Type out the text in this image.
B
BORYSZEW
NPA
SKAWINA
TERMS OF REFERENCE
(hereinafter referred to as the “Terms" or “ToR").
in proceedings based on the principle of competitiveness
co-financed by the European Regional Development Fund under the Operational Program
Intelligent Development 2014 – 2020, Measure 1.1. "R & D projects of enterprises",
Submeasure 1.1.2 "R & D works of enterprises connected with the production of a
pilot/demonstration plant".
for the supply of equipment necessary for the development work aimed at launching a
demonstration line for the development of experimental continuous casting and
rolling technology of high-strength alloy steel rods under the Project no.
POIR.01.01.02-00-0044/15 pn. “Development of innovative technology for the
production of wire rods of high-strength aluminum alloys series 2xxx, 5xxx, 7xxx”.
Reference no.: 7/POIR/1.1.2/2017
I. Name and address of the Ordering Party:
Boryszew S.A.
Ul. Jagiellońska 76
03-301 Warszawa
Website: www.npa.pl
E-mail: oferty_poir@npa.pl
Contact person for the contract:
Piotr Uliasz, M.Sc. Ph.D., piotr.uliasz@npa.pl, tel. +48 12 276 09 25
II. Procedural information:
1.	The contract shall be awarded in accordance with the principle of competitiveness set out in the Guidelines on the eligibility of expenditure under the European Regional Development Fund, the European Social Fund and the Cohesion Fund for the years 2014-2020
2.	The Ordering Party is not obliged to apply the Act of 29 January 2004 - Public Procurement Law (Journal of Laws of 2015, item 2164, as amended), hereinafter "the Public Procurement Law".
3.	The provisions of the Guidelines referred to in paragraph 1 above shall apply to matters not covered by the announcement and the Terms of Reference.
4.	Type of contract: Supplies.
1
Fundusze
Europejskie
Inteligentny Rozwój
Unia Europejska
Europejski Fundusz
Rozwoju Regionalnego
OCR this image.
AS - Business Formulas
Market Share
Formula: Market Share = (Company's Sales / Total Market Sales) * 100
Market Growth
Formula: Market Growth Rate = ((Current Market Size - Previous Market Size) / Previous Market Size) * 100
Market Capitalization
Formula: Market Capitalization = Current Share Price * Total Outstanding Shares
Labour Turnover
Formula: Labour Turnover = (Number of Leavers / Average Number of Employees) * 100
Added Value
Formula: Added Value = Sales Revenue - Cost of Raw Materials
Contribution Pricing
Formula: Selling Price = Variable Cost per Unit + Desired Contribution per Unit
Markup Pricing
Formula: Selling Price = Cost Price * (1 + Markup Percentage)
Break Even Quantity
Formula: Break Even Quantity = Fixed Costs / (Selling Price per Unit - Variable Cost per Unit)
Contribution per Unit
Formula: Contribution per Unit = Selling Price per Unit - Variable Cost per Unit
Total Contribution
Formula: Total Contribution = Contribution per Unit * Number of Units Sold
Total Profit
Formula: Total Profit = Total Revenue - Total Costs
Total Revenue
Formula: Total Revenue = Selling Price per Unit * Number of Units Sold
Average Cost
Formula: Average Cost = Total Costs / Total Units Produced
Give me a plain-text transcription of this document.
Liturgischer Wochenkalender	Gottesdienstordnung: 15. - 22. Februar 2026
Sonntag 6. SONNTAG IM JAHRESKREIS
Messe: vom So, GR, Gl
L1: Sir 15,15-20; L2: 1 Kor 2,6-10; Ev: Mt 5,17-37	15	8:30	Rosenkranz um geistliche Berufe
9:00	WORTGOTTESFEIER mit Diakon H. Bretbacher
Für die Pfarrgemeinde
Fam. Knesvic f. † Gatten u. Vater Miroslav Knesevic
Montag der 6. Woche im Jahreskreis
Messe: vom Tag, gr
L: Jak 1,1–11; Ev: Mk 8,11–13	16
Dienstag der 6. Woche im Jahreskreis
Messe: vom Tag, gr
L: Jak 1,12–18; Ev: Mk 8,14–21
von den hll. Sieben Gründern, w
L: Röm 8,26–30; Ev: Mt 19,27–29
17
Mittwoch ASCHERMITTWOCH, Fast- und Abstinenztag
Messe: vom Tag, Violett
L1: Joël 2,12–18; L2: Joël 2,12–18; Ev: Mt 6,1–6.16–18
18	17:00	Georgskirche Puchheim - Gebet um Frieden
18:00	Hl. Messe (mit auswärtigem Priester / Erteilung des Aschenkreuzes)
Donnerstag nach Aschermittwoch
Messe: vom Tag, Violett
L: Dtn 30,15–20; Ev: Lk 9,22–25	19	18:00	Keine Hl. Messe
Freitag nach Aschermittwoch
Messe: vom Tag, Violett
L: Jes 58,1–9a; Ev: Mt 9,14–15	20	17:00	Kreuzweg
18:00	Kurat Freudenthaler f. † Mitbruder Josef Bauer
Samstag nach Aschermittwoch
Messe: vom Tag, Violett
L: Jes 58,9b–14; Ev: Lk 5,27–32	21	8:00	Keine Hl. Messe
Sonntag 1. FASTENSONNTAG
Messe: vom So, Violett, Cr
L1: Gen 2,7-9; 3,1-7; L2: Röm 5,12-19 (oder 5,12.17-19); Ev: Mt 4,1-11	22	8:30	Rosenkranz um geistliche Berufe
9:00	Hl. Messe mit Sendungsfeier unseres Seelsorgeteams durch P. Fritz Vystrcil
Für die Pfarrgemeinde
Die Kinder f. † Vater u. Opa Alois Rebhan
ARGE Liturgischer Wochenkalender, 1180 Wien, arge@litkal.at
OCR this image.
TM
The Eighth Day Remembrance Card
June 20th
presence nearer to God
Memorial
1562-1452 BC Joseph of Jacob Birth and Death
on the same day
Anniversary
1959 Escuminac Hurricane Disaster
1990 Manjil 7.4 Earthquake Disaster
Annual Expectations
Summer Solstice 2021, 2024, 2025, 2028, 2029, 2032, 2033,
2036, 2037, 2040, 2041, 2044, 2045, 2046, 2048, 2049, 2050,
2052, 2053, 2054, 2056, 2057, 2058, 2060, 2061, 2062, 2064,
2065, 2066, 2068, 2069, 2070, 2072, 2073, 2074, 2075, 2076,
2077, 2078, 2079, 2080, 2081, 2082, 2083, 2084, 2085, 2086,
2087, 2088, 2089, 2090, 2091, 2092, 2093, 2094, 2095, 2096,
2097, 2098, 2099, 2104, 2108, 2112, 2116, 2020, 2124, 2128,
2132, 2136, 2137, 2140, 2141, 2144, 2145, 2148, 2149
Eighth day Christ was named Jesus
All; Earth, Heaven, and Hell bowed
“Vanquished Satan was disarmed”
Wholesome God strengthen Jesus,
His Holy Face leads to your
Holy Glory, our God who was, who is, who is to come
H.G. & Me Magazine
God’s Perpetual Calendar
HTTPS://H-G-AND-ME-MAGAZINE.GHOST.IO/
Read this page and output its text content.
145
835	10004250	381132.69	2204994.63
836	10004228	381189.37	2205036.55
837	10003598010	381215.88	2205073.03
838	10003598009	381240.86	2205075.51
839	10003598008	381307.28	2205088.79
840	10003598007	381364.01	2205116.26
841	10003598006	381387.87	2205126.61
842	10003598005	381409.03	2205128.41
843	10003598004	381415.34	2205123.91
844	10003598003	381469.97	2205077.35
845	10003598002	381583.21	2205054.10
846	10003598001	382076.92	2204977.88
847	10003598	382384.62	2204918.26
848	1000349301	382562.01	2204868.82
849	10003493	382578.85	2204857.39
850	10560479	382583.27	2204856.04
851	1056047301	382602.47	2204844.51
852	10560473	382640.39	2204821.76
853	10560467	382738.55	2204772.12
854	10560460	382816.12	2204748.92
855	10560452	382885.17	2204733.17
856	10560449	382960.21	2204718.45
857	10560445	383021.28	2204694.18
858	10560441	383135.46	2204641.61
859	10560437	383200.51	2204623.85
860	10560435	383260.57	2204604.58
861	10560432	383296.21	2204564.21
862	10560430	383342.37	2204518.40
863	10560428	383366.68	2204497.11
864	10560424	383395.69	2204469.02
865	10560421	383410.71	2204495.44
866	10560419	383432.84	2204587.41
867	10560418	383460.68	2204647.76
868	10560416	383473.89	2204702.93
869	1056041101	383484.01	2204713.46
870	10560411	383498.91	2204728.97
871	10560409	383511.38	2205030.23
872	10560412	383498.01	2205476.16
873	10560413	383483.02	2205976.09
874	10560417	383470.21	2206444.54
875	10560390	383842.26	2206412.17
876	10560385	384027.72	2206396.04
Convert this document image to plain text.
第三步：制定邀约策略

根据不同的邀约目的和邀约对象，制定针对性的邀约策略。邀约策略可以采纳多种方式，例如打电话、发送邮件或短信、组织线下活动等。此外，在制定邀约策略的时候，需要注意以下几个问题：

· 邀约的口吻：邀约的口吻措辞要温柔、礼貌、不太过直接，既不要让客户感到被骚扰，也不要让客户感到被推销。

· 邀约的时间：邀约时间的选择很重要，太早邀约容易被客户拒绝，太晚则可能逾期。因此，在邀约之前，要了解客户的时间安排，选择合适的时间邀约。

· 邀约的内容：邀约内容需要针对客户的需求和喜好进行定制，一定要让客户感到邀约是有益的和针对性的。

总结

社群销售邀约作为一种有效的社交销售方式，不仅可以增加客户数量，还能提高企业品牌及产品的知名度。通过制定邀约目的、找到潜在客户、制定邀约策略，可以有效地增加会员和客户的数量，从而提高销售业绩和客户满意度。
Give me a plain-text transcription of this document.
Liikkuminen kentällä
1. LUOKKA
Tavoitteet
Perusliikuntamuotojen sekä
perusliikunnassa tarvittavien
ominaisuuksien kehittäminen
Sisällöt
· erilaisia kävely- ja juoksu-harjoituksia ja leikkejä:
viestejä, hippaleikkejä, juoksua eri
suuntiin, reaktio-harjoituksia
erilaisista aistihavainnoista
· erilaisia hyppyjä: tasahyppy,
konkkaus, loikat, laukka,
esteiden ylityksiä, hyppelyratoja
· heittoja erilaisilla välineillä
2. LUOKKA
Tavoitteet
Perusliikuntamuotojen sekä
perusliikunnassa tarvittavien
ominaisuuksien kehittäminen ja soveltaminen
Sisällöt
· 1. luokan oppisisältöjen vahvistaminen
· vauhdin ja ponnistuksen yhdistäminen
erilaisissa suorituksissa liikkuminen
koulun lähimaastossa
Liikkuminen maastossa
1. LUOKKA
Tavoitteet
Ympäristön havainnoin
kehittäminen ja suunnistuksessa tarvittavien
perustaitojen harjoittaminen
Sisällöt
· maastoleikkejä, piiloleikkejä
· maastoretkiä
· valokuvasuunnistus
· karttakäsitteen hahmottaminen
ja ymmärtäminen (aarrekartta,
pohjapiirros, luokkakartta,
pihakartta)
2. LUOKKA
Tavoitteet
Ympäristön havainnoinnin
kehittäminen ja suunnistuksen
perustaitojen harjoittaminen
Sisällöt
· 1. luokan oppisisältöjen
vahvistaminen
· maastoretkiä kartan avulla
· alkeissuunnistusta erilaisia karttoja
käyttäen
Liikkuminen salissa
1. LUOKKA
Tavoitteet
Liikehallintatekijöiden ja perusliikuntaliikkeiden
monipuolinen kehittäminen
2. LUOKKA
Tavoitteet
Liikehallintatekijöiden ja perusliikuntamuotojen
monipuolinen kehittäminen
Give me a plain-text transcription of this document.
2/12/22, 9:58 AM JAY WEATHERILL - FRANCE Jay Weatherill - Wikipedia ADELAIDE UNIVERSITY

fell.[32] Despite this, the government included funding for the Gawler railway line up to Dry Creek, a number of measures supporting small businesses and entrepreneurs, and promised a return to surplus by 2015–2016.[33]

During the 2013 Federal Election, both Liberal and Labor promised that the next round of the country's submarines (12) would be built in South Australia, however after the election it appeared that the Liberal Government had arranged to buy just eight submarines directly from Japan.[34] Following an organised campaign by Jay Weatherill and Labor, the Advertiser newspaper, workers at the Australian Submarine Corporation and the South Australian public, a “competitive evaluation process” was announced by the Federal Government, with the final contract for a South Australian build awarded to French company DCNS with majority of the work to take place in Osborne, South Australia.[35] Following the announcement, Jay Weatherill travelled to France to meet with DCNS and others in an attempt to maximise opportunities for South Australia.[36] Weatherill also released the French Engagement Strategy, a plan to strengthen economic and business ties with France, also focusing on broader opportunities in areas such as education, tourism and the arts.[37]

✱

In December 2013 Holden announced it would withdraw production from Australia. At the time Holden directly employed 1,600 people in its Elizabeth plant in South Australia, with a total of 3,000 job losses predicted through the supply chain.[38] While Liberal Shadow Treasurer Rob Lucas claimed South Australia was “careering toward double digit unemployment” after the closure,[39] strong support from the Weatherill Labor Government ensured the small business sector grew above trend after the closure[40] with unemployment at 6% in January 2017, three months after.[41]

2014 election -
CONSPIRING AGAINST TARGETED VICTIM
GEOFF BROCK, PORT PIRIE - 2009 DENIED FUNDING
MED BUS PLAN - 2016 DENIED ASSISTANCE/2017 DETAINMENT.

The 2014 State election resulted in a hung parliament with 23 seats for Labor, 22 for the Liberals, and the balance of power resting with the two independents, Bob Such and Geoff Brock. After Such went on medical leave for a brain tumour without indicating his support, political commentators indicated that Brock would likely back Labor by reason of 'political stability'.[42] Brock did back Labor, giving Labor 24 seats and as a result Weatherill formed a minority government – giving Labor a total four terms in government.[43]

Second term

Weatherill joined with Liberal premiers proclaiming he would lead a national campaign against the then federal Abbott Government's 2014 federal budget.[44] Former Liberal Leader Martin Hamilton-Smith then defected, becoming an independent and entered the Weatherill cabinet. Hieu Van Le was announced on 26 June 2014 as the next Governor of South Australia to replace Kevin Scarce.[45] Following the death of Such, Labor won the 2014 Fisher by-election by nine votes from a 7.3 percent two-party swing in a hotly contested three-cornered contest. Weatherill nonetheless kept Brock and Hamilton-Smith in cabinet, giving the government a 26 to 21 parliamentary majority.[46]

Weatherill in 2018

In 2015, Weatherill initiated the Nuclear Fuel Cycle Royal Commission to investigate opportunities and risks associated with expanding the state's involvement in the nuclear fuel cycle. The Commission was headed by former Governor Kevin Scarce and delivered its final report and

-*-

GIVEN REQUEST> Pick out, from the lines above, every one that contains the string "Growth".

OUTPUT FOR THIS EXERCISE>
Market Growth
Formula: Market Growth Rate = ((Current Market Size - Previous Market Size) / Previous Market Size) * 100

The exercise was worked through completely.